▶ **SHORT TASK**: From the line that holds "Extract the structured" to the last line of the data, copy everything exactly; leave out all the rest.

##############################

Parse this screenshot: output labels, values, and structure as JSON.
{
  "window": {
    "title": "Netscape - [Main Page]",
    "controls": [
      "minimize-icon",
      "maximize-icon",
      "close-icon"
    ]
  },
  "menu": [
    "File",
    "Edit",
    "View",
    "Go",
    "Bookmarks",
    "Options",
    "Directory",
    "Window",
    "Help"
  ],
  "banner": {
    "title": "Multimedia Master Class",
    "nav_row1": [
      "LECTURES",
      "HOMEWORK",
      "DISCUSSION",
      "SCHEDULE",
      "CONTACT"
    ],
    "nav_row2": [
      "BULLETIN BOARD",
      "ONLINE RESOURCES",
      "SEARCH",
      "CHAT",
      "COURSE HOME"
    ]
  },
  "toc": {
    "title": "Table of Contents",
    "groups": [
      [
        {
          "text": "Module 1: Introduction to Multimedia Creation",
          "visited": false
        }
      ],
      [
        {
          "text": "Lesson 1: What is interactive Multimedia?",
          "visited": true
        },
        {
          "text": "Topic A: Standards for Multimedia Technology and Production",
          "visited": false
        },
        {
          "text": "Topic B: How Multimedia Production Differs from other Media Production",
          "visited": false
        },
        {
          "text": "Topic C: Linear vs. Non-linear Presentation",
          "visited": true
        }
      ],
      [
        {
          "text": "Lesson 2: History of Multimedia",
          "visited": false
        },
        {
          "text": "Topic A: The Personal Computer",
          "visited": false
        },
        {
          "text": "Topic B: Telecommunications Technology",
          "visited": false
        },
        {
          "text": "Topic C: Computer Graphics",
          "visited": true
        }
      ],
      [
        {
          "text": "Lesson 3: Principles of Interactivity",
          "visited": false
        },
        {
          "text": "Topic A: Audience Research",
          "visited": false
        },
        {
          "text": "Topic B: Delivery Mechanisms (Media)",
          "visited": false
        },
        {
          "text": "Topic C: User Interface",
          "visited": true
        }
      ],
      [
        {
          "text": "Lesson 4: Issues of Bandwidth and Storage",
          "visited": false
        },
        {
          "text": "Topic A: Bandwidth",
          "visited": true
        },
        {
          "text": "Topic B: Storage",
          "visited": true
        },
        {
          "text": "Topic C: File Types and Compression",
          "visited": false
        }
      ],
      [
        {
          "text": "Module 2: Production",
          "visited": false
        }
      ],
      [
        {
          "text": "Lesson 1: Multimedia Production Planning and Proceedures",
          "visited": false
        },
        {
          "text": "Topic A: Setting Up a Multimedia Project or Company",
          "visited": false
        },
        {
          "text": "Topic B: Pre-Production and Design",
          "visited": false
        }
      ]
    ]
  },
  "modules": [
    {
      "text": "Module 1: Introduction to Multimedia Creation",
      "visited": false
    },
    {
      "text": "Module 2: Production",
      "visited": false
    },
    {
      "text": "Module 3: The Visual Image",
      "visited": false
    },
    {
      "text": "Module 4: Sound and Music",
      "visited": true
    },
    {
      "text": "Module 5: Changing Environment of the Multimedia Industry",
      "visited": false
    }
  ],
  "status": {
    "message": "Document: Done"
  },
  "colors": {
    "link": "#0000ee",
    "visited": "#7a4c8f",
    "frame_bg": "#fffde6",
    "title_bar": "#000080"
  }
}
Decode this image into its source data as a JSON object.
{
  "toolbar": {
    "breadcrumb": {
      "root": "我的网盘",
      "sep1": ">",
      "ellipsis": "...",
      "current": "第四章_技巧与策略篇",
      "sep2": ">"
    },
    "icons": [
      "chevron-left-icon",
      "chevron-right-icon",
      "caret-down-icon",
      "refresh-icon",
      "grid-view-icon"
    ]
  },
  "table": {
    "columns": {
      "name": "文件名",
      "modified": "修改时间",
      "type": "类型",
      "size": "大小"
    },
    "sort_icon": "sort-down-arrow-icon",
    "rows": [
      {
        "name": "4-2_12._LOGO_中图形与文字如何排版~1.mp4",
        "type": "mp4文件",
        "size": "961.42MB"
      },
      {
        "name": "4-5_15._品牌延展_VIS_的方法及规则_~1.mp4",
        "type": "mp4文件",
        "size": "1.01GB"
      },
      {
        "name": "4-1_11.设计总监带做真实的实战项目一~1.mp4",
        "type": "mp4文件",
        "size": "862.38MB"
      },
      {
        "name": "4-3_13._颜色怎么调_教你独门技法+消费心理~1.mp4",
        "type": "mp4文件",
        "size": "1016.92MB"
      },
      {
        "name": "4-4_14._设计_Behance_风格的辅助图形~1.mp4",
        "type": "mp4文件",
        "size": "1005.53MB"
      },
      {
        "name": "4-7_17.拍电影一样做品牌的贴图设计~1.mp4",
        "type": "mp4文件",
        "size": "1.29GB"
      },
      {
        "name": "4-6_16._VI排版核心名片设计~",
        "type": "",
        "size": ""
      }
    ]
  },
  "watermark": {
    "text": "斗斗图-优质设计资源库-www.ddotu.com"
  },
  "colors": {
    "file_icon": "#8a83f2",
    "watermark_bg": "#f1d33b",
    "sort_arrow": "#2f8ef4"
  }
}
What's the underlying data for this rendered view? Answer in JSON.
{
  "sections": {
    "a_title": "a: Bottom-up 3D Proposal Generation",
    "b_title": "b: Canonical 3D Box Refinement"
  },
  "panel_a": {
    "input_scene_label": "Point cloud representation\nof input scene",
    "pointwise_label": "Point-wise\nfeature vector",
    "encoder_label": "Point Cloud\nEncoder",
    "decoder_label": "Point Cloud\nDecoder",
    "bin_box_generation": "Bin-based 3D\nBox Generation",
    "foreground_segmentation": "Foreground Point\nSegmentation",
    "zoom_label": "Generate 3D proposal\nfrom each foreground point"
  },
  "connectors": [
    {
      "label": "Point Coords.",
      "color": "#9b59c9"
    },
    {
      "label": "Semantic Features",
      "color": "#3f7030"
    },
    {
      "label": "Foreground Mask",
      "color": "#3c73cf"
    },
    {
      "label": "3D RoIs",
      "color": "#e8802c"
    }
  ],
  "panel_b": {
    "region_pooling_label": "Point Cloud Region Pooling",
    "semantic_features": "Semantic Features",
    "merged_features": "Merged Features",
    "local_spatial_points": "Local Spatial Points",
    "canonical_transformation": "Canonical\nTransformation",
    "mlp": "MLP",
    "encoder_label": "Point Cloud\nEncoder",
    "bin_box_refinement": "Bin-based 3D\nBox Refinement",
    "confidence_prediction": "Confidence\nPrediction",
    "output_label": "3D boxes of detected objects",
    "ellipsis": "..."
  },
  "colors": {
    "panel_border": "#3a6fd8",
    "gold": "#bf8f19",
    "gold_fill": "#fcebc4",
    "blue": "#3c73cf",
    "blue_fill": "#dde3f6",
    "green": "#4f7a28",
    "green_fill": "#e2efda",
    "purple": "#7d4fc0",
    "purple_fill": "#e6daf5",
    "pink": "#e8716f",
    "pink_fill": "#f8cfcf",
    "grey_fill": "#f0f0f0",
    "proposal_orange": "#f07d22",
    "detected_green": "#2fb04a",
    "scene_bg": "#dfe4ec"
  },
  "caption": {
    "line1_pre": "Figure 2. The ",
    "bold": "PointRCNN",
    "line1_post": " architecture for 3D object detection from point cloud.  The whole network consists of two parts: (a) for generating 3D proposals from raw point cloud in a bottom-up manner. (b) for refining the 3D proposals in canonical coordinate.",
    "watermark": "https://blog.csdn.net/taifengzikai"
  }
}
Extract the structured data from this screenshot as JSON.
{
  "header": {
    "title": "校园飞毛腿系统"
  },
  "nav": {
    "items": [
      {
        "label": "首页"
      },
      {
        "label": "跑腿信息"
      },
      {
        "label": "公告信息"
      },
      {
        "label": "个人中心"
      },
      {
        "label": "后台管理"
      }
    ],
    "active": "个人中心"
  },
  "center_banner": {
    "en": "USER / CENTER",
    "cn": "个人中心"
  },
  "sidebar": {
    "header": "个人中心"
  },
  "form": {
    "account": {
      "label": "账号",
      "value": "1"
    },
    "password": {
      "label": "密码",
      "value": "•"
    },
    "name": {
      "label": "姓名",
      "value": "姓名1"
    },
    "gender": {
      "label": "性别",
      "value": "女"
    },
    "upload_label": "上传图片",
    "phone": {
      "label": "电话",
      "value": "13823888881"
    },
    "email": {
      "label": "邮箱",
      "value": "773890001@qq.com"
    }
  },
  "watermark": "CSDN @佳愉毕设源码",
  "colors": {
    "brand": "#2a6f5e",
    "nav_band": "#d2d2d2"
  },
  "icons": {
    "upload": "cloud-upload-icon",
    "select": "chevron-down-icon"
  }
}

##############################

▶ **RESULT OF THE TASK**:
Extract the structured data from this screenshot as JSON.
{
  "header": {
    "title": "校园飞毛腿系统"
  },
  "nav": {
    "items": [
      {
        "label": "首页"
      },
      {
        "label": "跑腿信息"
      },
      {
        "label": "公告信息"
      },
      {
        "label": "个人中心"
      },
      {
        "label": "后台管理"
      }
    ],
    "active": "个人中心"
  },
  "center_banner": {
    "en": "USER / CENTER",
    "cn": "个人中心"
  },
  "sidebar": {
    "header": "个人中心"
  },
  "form": {
    "account": {
      "label": "账号",
      "value": "1"
    },
    "password": {
      "label": "密码",
      "value": "•"
    },
    "name": {
      "label": "姓名",
      "value": "姓名1"
    },
    "gender": {
      "label": "性别",
      "value": "女"
    },
    "upload_label": "上传图片",
    "phone": {
      "label": "电话",
      "value": "13823888881"
    },
    "email": {
      "label": "邮箱",
      "value": "773890001@qq.com"
    }
  },
  "watermark": "CSDN @佳愉毕设源码",
  "colors": {
    "brand": "#2a6f5e",
    "nav_band": "#d2d2d2"
  },
  "icons": {
    "upload": "cloud-upload-icon",
    "select": "chevron-down-icon"
  }
}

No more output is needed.